Data entries:
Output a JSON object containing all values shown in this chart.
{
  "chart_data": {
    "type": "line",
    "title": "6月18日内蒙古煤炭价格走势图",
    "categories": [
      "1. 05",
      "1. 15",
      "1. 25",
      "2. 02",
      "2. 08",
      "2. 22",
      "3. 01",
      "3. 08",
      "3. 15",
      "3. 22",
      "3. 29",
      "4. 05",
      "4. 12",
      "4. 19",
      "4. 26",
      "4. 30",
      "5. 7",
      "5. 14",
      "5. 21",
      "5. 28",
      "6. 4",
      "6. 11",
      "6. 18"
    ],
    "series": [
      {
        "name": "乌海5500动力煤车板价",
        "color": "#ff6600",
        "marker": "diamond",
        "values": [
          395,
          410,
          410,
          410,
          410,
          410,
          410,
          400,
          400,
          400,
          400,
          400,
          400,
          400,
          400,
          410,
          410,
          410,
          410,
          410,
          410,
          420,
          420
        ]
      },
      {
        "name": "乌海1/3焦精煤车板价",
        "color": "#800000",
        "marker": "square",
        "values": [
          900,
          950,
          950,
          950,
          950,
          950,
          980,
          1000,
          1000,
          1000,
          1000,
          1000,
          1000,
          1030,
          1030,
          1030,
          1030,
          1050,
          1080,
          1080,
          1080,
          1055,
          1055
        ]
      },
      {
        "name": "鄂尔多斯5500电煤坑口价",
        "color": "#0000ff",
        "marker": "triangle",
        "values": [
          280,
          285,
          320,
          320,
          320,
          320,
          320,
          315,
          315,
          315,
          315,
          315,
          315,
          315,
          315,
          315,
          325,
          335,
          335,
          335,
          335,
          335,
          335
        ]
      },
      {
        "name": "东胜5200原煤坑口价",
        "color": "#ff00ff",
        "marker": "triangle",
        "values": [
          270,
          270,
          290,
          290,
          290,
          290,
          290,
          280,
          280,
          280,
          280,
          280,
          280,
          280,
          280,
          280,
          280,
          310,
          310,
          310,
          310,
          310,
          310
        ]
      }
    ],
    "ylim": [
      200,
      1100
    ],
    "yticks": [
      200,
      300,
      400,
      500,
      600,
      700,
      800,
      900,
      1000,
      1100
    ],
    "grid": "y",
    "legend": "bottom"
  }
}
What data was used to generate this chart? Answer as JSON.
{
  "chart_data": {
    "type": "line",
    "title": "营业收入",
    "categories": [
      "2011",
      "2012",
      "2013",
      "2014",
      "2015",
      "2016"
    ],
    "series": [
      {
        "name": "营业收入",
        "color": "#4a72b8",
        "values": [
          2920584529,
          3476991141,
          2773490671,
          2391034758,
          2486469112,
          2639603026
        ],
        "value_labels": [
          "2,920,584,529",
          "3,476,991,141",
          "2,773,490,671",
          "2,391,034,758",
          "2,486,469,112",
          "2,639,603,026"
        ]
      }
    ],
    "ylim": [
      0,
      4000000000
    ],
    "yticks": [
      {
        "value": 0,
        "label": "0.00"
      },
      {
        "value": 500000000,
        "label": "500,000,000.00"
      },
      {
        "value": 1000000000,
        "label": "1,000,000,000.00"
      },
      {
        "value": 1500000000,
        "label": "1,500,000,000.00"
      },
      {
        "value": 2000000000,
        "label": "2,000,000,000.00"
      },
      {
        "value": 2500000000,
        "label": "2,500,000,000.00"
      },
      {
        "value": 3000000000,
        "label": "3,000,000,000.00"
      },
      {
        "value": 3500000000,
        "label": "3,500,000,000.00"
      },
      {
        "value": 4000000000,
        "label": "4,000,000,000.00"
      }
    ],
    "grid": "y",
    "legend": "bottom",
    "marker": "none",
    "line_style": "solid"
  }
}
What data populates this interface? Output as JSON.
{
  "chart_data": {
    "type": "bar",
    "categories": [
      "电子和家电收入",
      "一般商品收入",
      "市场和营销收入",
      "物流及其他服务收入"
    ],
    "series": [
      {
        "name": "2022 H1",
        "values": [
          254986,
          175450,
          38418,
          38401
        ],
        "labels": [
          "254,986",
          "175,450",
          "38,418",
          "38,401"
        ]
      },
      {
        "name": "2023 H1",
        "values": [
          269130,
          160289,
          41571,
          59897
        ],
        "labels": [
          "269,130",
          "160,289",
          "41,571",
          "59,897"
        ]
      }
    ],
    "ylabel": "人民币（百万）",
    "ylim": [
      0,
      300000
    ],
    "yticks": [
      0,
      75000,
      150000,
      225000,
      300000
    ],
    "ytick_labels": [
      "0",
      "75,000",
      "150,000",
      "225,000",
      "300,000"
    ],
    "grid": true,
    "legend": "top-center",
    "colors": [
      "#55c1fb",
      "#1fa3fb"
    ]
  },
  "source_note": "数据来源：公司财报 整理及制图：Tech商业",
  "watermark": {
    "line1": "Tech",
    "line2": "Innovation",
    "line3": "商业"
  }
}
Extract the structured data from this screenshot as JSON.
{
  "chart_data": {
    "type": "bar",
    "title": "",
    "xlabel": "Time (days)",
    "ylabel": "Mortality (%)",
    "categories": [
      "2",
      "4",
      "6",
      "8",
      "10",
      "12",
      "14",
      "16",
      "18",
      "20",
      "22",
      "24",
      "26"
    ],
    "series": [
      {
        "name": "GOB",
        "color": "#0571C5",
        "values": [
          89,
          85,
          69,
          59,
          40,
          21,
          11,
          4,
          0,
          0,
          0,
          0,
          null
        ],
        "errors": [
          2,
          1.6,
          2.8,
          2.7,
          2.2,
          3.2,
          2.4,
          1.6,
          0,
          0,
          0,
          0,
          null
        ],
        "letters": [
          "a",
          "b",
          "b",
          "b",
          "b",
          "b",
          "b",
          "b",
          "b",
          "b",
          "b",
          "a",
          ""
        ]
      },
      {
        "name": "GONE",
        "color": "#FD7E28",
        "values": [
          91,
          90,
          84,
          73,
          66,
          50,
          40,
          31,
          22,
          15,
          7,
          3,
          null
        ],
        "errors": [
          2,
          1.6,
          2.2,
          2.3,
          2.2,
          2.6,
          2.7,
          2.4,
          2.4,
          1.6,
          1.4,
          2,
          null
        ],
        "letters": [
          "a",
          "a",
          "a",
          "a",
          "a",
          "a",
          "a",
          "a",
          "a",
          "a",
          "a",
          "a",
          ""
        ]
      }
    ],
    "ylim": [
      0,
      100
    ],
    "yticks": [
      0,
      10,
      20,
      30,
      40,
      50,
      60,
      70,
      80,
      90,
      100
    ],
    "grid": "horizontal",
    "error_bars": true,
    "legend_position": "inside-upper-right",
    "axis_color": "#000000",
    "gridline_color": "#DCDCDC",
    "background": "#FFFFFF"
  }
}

What the task requires: Copy all the records above exactly, missing none.

Output below:
Output a JSON object containing all values shown in this chart.
{
  "chart_data": {
    "type": "line",
    "title": "6月18日内蒙古煤炭价格走势图",
    "categories": [
      "1. 05",
      "1. 15",
      "1. 25",
      "2. 02",
      "2. 08",
      "2. 22",
      "3. 01",
      "3. 08",
      "3. 15",
      "3. 22",
      "3. 29",
      "4. 05",
      "4. 12",
      "4. 19",
      "4. 26",
      "4. 30",
      "5. 7",
      "5. 14",
      "5. 21",
      "5. 28",
      "6. 4",
      "6. 11",
      "6. 18"
    ],
    "series": [
      {
        "name": "乌海5500动力煤车板价",
        "color": "#ff6600",
        "marker": "diamond",
        "values": [
          395,
          410,
          410,
          410,
          410,
          410,
          410,
          400,
          400,
          400,
          400,
          400,
          400,
          400,
          400,
          410,
          410,
          410,
          410,
          410,
          410,
          420,
          420
        ]
      },
      {
        "name": "乌海1/3焦精煤车板价",
        "color": "#800000",
        "marker": "square",
        "values": [
          900,
          950,
          950,
          950,
          950,
          950,
          980,
          1000,
          1000,
          1000,
          1000,
          1000,
          1000,
          1030,
          1030,
          1030,
          1030,
          1050,
          1080,
          1080,
          1080,
          1055,
          1055
        ]
      },
      {
        "name": "鄂尔多斯5500电煤坑口价",
        "color": "#0000ff",
        "marker": "triangle",
        "values": [
          280,
          285,
          320,
          320,
          320,
          320,
          320,
          315,
          315,
          315,
          315,
          315,
          315,
          315,
          315,
          315,
          325,
          335,
          335,
          335,
          335,
          335,
          335
        ]
      },
      {
        "name": "东胜5200原煤坑口价",
        "color": "#ff00ff",
        "marker": "triangle",
        "values": [
          270,
          270,
          290,
          290,
          290,
          290,
          290,
          280,
          280,
          280,
          280,
          280,
          280,
          280,
          280,
          280,
          280,
          310,
          310,
          310,
          310,
          310,
          310
        ]
      }
    ],
    "ylim": [
      200,
      1100
    ],
    "yticks": [
      200,
      300,
      400,
      500,
      600,
      700,
      800,
      900,
      1000,
      1100
    ],
    "grid": "y",
    "legend": "bottom"
  }
}
What data was used to generate this chart? Answer as JSON.
{
  "chart_data": {
    "type": "line",
    "title": "营业收入",
    "categories": [
      "2011",
      "2012",
      "2013",
      "2014",
      "2015",
      "2016"
    ],
    "series": [
      {
        "name": "营业收入",
        "color": "#4a72b8",
        "values": [
          2920584529,
          3476991141,
          2773490671,
          2391034758,
          2486469112,
          2639603026
        ],
        "value_labels": [
          "2,920,584,529",
          "3,476,991,141",
          "2,773,490,671",
          "2,391,034,758",
          "2,486,469,112",
          "2,639,603,026"
        ]
      }
    ],
    "ylim": [
      0,
      4000000000
    ],
    "yticks": [
      {
        "value": 0,
        "label": "0.00"
      },
      {
        "value": 500000000,
        "label": "500,000,000.00"
      },
      {
        "value": 1000000000,
        "label": "1,000,000,000.00"
      },
      {
        "value": 1500000000,
        "label": "1,500,000,000.00"
      },
      {
        "value": 2000000000,
        "label": "2,000,000,000.00"
      },
      {
        "value": 2500000000,
        "label": "2,500,000,000.00"
      },
      {
        "value": 3000000000,
        "label": "3,000,000,000.00"
      },
      {
        "value": 3500000000,
        "label": "3,500,000,000.00"
      },
      {
        "value": 4000000000,
        "label": "4,000,000,000.00"
      }
    ],
    "grid": "y",
    "legend": "bottom",
    "marker": "none",
    "line_style": "solid"
  }
}
What data populates this interface? Output as JSON.
{
  "chart_data": {
    "type": "bar",
    "categories": [
      "电子和家电收入",
      "一般商品收入",
      "市场和营销收入",
      "物流及其他服务收入"
    ],
    "series": [
      {
        "name": "2022 H1",
        "values": [
          254986,
          175450,
          38418,
          38401
        ],
        "labels": [
          "254,986",
          "175,450",
          "38,418",
          "38,401"
        ]
      },
      {
        "name": "2023 H1",
        "values": [
          269130,
          160289,
          41571,
          59897
        ],
        "labels": [
          "269,130",
          "160,289",
          "41,571",
          "59,897"
        ]
      }
    ],
    "ylabel": "人民币（百万）",
    "ylim": [
      0,
      300000
    ],
    "yticks": [
      0,
      75000,
      150000,
      225000,
      300000
    ],
    "ytick_labels": [
      "0",
      "75,000",
      "150,000",
      "225,000",
      "300,000"
    ],
    "grid": true,
    "legend": "top-center",
    "colors": [
      "#55c1fb",
      "#1fa3fb"
    ]
  },
  "source_note": "数据来源：公司财报 整理及制图：Tech商业",
  "watermark": {
    "line1": "Tech",
    "line2": "Innovation",
    "line3": "商业"
  }
}
Extract the structured data from this screenshot as JSON.
{
  "chart_data": {
    "type": "bar",
    "title": "",
    "xlabel": "Time (days)",
    "ylabel": "Mortality (%)",
    "categories": [
      "2",
      "4",
      "6",
      "8",
      "10",
      "12",
      "14",
      "16",
      "18",
      "20",
      "22",
      "24",
      "26"
    ],
    "series": [
      {
        "name": "GOB",
        "color": "#0571C5",
        "values": [
          89,
          85,
          69,
          59,
          40,
          21,
          11,
          4,
          0,
          0,
          0,
          0,
          null
        ],
        "errors": [
          2,
          1.6,
          2.8,
          2.7,
          2.2,
          3.2,
          2.4,
          1.6,
          0,
          0,
          0,
          0,
          null
        ],
        "letters": [
          "a",
          "b",
          "b",
          "b",
          "b",
          "b",
          "b",
          "b",
          "b",
          "b",
          "b",
          "a",
          ""
        ]
      },
      {
        "name": "GONE",
        "color": "#FD7E28",
        "values": [
          91,
          90,
          84,
          73,
          66,
          50,
          40,
          31,
          22,
          15,
          7,
          3,
          null
        ],
        "errors": [
          2,
          1.6,
          2.2,
          2.3,
          2.2,
          2.6,
          2.7,
          2.4,
          2.4,
          1.6,
          1.4,
          2,
          null
        ],
        "letters": [
          "a",
          "a",
          "a",
          "a",
          "a",
          "a",
          "a",
          "a",
          "a",
          "a",
          "a",
          "a",
          ""
        ]
      }
    ],
    "ylim": [
      0,
      100
    ],
    "yticks": [
      0,
      10,
      20,
      30,
      40,
      50,
      60,
      70,
      80,
      90,
      100
    ],
    "grid": "horizontal",
    "error_bars": true,
    "legend_position": "inside-upper-right",
    "axis_color": "#000000",
    "gridline_color": "#DCDCDC",
    "background": "#FFFFFF"
  }
}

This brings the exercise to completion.